(begin)

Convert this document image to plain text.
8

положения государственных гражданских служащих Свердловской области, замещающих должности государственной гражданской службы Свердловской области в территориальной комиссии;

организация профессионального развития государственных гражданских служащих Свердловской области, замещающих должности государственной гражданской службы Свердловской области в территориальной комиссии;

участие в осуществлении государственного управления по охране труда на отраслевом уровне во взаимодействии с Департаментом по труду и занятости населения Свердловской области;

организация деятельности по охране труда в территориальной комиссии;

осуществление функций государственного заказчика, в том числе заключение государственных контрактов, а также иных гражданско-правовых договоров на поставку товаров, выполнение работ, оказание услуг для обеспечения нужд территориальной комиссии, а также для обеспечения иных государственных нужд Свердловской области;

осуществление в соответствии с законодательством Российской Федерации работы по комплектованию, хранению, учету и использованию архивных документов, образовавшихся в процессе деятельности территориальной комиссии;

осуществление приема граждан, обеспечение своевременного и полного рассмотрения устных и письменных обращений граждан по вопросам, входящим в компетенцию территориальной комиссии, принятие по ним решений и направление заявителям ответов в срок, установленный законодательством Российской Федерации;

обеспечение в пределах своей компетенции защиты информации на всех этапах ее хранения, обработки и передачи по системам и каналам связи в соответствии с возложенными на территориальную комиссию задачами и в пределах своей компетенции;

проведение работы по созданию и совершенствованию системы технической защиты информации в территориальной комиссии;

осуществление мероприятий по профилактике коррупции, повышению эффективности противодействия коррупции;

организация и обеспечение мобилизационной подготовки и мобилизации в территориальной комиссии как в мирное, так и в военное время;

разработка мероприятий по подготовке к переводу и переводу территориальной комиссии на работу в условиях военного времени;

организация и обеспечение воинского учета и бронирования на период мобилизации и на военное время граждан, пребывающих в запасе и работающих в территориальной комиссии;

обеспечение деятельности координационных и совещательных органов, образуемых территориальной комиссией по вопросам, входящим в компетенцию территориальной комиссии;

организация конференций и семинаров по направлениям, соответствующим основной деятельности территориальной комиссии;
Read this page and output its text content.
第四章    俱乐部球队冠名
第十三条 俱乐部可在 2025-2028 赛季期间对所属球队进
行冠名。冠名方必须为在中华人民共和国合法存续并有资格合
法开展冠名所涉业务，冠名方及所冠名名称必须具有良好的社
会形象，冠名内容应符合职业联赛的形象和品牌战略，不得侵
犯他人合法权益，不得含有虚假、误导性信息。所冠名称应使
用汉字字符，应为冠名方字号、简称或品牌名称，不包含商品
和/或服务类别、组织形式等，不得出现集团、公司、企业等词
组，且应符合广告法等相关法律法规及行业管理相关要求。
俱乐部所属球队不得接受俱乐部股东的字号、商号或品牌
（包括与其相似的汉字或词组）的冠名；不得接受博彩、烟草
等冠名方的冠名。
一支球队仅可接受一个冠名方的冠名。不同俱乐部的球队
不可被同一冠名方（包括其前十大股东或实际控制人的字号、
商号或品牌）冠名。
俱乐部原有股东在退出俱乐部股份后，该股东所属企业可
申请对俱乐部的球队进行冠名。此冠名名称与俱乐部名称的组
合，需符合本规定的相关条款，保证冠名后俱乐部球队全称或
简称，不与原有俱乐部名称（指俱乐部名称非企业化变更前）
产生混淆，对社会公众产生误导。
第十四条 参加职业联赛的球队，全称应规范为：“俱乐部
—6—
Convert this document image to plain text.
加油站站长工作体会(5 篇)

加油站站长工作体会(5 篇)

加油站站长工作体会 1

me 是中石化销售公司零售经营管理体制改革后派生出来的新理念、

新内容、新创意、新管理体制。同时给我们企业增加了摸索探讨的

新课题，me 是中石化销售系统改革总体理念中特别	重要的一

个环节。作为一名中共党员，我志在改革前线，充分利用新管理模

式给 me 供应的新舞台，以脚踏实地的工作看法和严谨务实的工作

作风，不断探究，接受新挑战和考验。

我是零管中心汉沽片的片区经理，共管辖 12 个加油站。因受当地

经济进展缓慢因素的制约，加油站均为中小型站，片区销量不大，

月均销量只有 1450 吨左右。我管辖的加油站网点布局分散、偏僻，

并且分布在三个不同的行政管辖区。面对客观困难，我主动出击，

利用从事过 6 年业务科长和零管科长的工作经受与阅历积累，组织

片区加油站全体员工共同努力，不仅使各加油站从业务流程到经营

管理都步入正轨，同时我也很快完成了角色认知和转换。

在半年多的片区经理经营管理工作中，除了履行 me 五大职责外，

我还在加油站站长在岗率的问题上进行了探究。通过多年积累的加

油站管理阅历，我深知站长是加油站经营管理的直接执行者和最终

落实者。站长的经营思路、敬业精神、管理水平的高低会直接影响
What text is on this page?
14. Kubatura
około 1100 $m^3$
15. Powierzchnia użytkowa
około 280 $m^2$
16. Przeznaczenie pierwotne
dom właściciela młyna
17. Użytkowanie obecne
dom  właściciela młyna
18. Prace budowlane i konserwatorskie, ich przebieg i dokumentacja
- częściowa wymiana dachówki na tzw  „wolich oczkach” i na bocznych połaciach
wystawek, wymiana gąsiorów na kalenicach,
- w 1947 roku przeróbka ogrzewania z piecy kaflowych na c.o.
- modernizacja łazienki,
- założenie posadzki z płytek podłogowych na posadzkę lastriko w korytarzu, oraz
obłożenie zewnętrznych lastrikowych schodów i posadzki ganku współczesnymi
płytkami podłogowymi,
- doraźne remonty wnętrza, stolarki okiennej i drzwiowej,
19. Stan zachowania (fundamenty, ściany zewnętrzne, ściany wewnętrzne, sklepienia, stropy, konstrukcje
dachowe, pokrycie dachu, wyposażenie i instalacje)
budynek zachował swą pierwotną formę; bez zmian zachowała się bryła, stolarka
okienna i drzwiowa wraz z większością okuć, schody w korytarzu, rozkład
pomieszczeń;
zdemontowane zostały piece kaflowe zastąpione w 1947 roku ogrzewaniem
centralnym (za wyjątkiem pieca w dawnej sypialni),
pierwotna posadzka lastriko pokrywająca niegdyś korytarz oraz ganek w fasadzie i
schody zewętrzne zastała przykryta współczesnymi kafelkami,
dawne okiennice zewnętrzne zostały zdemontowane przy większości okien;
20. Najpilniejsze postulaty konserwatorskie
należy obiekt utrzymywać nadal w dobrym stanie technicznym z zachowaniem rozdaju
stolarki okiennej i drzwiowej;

(end)

Objective ▸
Look through the entries above; copy each line where the string "page" appears.

Solution ▸
Read this page and output its text content.
What text is on this page?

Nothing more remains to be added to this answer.